■ GIVEN ENTRIES
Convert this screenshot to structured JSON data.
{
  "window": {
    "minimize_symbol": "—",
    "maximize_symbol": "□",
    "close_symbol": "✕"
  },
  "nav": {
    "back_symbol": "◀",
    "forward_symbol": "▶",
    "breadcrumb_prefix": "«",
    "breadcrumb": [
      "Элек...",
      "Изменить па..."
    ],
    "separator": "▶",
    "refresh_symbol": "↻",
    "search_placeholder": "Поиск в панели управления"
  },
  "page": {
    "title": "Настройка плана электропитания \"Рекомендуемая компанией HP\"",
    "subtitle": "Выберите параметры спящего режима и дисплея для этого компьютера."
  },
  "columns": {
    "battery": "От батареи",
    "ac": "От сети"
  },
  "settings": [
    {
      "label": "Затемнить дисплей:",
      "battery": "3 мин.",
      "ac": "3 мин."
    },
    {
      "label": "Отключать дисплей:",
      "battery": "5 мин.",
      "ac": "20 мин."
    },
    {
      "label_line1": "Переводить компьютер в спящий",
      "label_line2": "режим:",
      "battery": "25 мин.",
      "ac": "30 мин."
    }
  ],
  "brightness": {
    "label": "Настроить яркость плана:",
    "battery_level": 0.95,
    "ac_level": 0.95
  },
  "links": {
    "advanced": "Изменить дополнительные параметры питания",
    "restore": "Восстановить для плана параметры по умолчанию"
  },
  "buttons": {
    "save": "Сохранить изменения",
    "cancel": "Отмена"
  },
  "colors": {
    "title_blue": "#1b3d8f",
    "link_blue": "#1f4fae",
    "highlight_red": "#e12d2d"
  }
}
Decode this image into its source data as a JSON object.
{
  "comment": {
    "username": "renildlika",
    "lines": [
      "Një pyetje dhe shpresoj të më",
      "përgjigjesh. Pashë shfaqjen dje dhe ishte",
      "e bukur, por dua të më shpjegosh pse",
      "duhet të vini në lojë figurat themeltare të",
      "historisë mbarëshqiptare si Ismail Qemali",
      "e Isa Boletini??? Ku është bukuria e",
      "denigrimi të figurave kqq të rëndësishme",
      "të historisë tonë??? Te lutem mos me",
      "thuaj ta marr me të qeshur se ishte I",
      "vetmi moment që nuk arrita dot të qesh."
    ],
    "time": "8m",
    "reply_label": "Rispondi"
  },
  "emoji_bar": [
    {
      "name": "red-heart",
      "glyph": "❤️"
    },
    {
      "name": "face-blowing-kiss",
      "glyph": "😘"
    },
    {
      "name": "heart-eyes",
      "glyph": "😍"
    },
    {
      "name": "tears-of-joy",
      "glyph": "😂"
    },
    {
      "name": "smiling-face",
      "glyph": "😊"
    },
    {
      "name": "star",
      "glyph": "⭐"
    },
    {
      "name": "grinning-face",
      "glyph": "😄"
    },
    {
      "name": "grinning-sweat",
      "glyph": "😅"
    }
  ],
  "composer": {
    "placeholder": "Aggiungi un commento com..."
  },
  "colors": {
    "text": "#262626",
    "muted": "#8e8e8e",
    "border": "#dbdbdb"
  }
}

■ WORK TO COMPLETE
Your task is to quote the listing above word for word.

■ OUTPUT FOR THIS EXERCISE
Convert this screenshot to structured JSON data.
{
  "window": {
    "minimize_symbol": "—",
    "maximize_symbol": "□",
    "close_symbol": "✕"
  },
  "nav": {
    "back_symbol": "◀",
    "forward_symbol": "▶",
    "breadcrumb_prefix": "«",
    "breadcrumb": [
      "Элек...",
      "Изменить па..."
    ],
    "separator": "▶",
    "refresh_symbol": "↻",
    "search_placeholder": "Поиск в панели управления"
  },
  "page": {
    "title": "Настройка плана электропитания \"Рекомендуемая компанией HP\"",
    "subtitle": "Выберите параметры спящего режима и дисплея для этого компьютера."
  },
  "columns": {
    "battery": "От батареи",
    "ac": "От сети"
  },
  "settings": [
    {
      "label": "Затемнить дисплей:",
      "battery": "3 мин.",
      "ac": "3 мин."
    },
    {
      "label": "Отключать дисплей:",
      "battery": "5 мин.",
      "ac": "20 мин."
    },
    {
      "label_line1": "Переводить компьютер в спящий",
      "label_line2": "режим:",
      "battery": "25 мин.",
      "ac": "30 мин."
    }
  ],
  "brightness": {
    "label": "Настроить яркость плана:",
    "battery_level": 0.95,
    "ac_level": 0.95
  },
  "links": {
    "advanced": "Изменить дополнительные параметры питания",
    "restore": "Восстановить для плана параметры по умолчанию"
  },
  "buttons": {
    "save": "Сохранить изменения",
    "cancel": "Отмена"
  },
  "colors": {
    "title_blue": "#1b3d8f",
    "link_blue": "#1f4fae",
    "highlight_red": "#e12d2d"
  }
}
Decode this image into its source data as a JSON object.
{
  "comment": {
    "username": "renildlika",
    "lines": [
      "Një pyetje dhe shpresoj të më",
      "përgjigjesh. Pashë shfaqjen dje dhe ishte",
      "e bukur, por dua të më shpjegosh pse",
      "duhet të vini në lojë figurat themeltare të",
      "historisë mbarëshqiptare si Ismail Qemali",
      "e Isa Boletini??? Ku është bukuria e",
      "denigrimi të figurave kqq të rëndësishme",
      "të historisë tonë??? Te lutem mos me",
      "thuaj ta marr me të qeshur se ishte I",
      "vetmi moment që nuk arrita dot të qesh."
    ],
    "time": "8m",
    "reply_label": "Rispondi"
  },
  "emoji_bar": [
    {
      "name": "red-heart",
      "glyph": "❤️"
    },
    {
      "name": "face-blowing-kiss",
      "glyph": "😘"
    },
    {
      "name": "heart-eyes",
      "glyph": "😍"
    },
    {
      "name": "tears-of-joy",
      "glyph": "😂"
    },
    {
      "name": "smiling-face",
      "glyph": "😊"
    },
    {
      "name": "star",
      "glyph": "⭐"
    },
    {
      "name": "grinning-face",
      "glyph": "😄"
    },
    {
      "name": "grinning-sweat",
      "glyph": "😅"
    }
  ],
  "composer": {
    "placeholder": "Aggiungi un commento com..."
  },
  "colors": {
    "text": "#262626",
    "muted": "#8e8e8e",
    "border": "#dbdbdb"
  }
}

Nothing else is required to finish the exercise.